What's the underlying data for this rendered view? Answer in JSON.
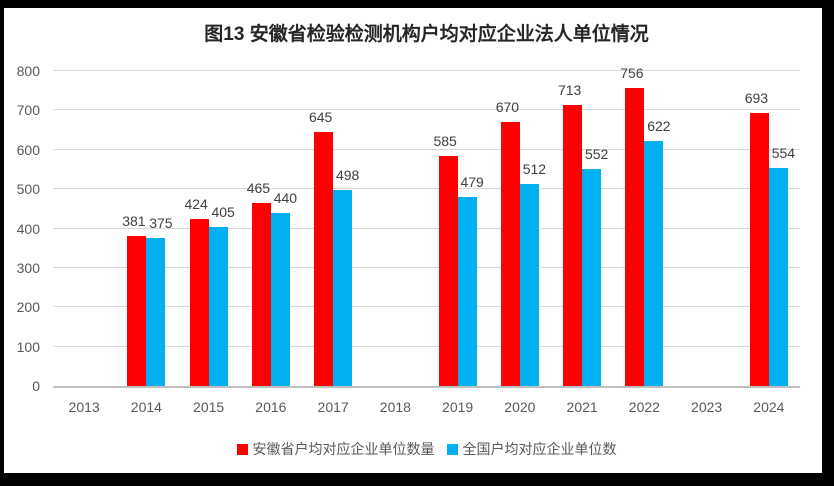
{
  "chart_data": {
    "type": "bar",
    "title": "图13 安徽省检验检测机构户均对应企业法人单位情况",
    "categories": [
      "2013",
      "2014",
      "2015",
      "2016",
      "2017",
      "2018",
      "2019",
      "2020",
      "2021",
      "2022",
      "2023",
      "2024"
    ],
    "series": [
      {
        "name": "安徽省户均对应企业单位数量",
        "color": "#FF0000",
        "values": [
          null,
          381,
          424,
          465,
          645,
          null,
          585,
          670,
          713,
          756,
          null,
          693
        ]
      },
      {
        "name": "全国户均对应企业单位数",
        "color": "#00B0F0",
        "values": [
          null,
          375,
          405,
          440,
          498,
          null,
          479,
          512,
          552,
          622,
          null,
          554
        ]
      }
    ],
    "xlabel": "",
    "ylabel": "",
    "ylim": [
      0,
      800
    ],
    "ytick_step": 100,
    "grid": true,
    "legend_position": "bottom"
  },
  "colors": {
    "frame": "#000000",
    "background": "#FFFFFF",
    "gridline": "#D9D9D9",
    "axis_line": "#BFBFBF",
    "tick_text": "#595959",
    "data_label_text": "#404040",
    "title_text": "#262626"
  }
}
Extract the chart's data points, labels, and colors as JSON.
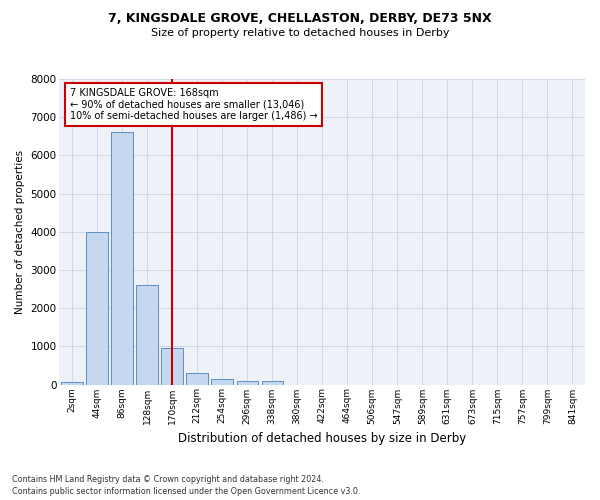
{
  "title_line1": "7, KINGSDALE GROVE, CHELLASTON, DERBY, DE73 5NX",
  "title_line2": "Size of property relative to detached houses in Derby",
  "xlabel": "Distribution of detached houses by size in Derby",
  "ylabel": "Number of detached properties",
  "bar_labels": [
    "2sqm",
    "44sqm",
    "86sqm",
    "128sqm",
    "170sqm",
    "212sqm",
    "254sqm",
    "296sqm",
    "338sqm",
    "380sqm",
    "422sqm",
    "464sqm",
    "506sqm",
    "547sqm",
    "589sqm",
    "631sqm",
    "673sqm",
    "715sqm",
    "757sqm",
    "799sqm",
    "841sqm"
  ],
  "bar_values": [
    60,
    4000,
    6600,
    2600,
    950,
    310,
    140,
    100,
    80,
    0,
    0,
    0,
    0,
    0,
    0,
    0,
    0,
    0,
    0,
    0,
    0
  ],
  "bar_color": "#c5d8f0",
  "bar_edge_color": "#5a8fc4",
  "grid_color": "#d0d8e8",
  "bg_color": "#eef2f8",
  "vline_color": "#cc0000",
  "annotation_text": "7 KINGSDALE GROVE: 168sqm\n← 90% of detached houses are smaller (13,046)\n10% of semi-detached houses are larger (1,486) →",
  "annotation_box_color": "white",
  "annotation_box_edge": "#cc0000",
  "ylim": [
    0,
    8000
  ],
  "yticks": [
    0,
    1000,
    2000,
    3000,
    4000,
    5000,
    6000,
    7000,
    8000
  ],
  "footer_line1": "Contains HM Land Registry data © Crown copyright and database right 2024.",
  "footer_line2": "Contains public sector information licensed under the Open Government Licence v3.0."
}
########
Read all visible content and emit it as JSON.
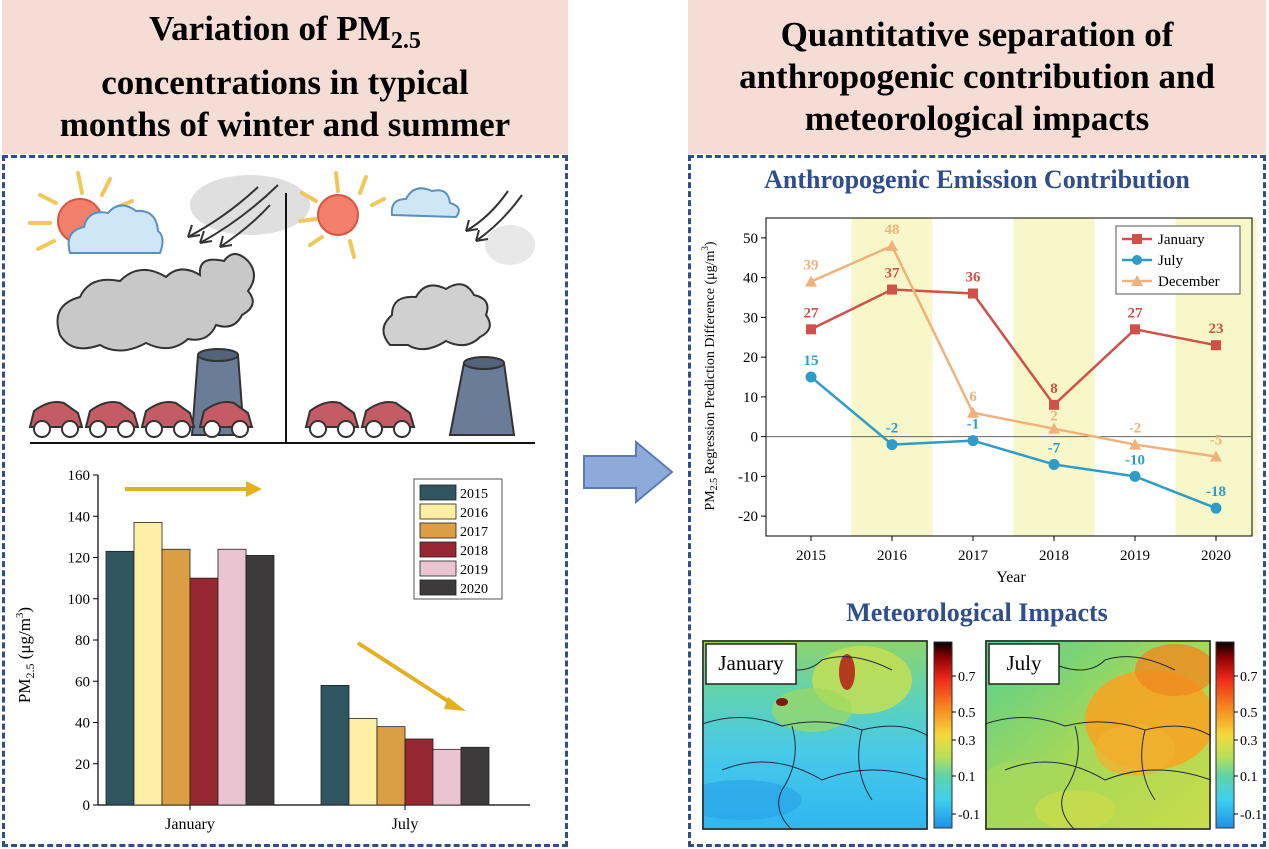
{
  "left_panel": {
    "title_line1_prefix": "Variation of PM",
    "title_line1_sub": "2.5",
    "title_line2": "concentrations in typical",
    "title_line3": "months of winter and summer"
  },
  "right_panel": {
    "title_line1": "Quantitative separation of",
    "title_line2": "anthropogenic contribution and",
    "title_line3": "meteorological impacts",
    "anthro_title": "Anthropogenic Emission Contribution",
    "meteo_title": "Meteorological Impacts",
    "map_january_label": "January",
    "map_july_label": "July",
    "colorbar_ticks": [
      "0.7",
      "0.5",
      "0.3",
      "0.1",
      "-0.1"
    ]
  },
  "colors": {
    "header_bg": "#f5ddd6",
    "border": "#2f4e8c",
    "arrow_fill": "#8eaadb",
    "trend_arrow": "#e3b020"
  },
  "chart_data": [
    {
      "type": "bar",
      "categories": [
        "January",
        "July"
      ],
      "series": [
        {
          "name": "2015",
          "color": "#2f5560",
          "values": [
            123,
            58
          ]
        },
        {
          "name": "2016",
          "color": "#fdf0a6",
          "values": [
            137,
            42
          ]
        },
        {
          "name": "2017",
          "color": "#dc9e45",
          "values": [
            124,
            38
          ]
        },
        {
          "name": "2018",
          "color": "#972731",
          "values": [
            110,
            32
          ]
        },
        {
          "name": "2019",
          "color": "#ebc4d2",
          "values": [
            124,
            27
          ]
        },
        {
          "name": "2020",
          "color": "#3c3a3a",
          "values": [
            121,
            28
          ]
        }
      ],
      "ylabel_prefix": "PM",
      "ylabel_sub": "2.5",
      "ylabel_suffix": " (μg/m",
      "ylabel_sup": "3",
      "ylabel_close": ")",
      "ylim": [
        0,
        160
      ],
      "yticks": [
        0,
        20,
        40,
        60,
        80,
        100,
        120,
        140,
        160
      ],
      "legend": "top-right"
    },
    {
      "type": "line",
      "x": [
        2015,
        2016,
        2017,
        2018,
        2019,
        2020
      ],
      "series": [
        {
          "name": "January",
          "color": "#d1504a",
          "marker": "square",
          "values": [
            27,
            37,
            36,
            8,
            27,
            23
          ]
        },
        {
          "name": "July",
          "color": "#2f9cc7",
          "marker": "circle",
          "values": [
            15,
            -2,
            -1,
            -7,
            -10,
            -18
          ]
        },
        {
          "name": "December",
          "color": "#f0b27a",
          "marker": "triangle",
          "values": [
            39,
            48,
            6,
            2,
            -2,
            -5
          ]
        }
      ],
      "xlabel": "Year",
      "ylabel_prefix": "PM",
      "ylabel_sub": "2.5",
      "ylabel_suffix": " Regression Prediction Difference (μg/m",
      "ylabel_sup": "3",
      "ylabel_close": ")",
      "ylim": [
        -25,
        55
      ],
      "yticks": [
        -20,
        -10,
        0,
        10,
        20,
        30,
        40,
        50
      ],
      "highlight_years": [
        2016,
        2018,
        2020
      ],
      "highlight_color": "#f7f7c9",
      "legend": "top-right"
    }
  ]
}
########
[EXERCISE DETAILS]
Where a line holds the string "GROVE", copy that line.

[SOLUTION FOR THIS TASK]
  "title_line1": "7, KINGSDALE GROVE, CHELLASTON, DERBY, DE73 5NX",
  "annotation_text": "7 KINGSDALE GROVE: 168sqm\n← 90% of detached houses are smaller (13,046)\n10% of semi-detached houses are larger (1,486) →",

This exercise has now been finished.